─── Data supplied

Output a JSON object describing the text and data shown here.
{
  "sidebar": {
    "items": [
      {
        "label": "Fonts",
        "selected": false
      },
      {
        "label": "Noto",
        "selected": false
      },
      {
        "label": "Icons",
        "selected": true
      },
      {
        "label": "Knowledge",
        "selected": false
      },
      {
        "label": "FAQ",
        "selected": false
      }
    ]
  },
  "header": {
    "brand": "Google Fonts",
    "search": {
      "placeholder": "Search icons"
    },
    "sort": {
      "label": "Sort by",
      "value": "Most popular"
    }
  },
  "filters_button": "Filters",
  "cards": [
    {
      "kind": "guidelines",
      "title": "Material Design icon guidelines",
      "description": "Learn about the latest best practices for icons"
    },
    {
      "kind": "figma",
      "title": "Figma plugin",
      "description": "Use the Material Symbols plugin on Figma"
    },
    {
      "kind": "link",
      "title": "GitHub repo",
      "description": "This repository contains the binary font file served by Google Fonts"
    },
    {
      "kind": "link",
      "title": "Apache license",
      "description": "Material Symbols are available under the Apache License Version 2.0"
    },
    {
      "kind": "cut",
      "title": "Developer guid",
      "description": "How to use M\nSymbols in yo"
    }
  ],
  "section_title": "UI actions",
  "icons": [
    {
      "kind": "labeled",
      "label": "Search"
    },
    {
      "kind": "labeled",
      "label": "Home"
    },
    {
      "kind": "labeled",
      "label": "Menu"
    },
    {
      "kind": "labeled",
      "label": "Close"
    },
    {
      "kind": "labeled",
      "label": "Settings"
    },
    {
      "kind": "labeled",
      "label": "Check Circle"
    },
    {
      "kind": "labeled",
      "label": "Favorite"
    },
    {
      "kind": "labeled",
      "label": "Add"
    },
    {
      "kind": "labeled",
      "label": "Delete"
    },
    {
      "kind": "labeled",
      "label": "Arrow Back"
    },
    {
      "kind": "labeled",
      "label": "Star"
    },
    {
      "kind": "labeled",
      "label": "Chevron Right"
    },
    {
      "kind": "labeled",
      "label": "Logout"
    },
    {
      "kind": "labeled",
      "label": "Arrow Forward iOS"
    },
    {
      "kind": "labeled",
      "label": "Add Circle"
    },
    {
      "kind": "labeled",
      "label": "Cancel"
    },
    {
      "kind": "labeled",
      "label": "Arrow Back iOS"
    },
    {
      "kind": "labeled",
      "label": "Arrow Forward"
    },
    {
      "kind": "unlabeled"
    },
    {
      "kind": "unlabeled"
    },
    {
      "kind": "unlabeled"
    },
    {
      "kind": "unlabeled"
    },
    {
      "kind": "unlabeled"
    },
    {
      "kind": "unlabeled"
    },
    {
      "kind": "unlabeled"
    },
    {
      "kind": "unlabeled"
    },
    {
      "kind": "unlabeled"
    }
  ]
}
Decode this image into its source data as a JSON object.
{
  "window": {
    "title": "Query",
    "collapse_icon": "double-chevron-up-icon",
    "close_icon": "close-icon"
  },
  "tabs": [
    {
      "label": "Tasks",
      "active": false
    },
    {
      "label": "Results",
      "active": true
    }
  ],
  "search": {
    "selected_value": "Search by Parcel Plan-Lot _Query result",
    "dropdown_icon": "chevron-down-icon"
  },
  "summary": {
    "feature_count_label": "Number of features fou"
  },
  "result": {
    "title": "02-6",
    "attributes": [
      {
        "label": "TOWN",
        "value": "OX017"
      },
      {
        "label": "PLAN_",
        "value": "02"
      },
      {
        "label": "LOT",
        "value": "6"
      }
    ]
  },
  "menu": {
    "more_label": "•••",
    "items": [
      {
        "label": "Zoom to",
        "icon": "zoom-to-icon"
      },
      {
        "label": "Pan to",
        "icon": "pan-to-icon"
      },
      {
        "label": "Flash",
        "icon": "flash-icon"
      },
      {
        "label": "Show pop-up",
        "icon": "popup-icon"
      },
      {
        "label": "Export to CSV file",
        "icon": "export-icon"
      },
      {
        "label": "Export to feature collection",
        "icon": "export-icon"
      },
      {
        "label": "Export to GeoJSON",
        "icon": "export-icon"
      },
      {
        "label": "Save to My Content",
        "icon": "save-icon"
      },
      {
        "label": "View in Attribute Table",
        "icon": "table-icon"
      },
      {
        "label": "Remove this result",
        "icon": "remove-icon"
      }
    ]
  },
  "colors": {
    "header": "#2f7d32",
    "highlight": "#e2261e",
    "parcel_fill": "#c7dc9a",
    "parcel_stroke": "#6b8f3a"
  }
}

──────

[Given exercise]: Scan the records above for the string "Back", then select every line that holds it.

[Right answer]:
      "label": "Arrow Back"
      "label": "Arrow Back iOS"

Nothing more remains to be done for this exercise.